WORK TO COMPLETE:
Return the records exactly as they are.

DATA LISTING:
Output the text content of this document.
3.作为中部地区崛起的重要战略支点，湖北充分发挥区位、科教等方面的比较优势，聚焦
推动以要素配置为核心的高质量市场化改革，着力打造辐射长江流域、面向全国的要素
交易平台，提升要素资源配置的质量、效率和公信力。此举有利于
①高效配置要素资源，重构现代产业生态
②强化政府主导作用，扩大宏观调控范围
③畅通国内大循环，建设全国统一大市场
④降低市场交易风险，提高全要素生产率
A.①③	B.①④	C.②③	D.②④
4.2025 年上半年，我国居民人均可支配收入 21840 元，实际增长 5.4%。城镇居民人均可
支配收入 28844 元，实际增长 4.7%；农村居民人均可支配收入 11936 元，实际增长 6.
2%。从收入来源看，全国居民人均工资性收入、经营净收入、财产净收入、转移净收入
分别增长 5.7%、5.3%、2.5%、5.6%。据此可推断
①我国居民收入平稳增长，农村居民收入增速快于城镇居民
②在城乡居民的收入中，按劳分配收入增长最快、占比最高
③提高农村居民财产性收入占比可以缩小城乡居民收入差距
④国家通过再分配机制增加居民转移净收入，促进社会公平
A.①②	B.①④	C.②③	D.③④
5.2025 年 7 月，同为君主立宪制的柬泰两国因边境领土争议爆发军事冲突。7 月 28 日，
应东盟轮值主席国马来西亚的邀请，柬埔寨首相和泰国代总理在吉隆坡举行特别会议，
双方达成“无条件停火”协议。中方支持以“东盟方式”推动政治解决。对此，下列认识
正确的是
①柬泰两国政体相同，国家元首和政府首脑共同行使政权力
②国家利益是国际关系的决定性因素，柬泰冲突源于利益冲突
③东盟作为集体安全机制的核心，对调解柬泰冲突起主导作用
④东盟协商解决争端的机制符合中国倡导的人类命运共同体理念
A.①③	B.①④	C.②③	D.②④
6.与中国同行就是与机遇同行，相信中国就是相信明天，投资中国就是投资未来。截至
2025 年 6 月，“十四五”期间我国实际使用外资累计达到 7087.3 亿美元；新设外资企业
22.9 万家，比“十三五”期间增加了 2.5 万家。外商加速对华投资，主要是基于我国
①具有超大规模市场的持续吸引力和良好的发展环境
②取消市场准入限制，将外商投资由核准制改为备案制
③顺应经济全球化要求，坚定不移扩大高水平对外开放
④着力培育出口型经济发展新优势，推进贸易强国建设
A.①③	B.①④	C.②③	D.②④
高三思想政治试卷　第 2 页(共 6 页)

WRITTEN SOLUTION:
Output the text content of this document.
3.作为中部地区崛起的重要战略支点，湖北充分发挥区位、科教等方面的比较优势，聚焦
推动以要素配置为核心的高质量市场化改革，着力打造辐射长江流域、面向全国的要素
交易平台，提升要素资源配置的质量、效率和公信力。此举有利于
①高效配置要素资源，重构现代产业生态
②强化政府主导作用，扩大宏观调控范围
③畅通国内大循环，建设全国统一大市场
④降低市场交易风险，提高全要素生产率
A.①③	B.①④	C.②③	D.②④
4.2025 年上半年，我国居民人均可支配收入 21840 元，实际增长 5.4%。城镇居民人均可
支配收入 28844 元，实际增长 4.7%；农村居民人均可支配收入 11936 元，实际增长 6.
2%。从收入来源看，全国居民人均工资性收入、经营净收入、财产净收入、转移净收入
分别增长 5.7%、5.3%、2.5%、5.6%。据此可推断
①我国居民收入平稳增长，农村居民收入增速快于城镇居民
②在城乡居民的收入中，按劳分配收入增长最快、占比最高
③提高农村居民财产性收入占比可以缩小城乡居民收入差距
④国家通过再分配机制增加居民转移净收入，促进社会公平
A.①②	B.①④	C.②③	D.③④
5.2025 年 7 月，同为君主立宪制的柬泰两国因边境领土争议爆发军事冲突。7 月 28 日，
应东盟轮值主席国马来西亚的邀请，柬埔寨首相和泰国代总理在吉隆坡举行特别会议，
双方达成“无条件停火”协议。中方支持以“东盟方式”推动政治解决。对此，下列认识
正确的是
①柬泰两国政体相同，国家元首和政府首脑共同行使政权力
②国家利益是国际关系的决定性因素，柬泰冲突源于利益冲突
③东盟作为集体安全机制的核心，对调解柬泰冲突起主导作用
④东盟协商解决争端的机制符合中国倡导的人类命运共同体理念
A.①③	B.①④	C.②③	D.②④
6.与中国同行就是与机遇同行，相信中国就是相信明天，投资中国就是投资未来。截至
2025 年 6 月，“十四五”期间我国实际使用外资累计达到 7087.3 亿美元；新设外资企业
22.9 万家，比“十三五”期间增加了 2.5 万家。外商加速对华投资，主要是基于我国
①具有超大规模市场的持续吸引力和良好的发展环境
②取消市场准入限制，将外商投资由核准制改为备案制
③顺应经济全球化要求，坚定不移扩大高水平对外开放
④着力培育出口型经济发展新优势，推进贸易强国建设
A.①③	B.①④	C.②③	D.②④
高三思想政治试卷　第 2 页(共 6 页)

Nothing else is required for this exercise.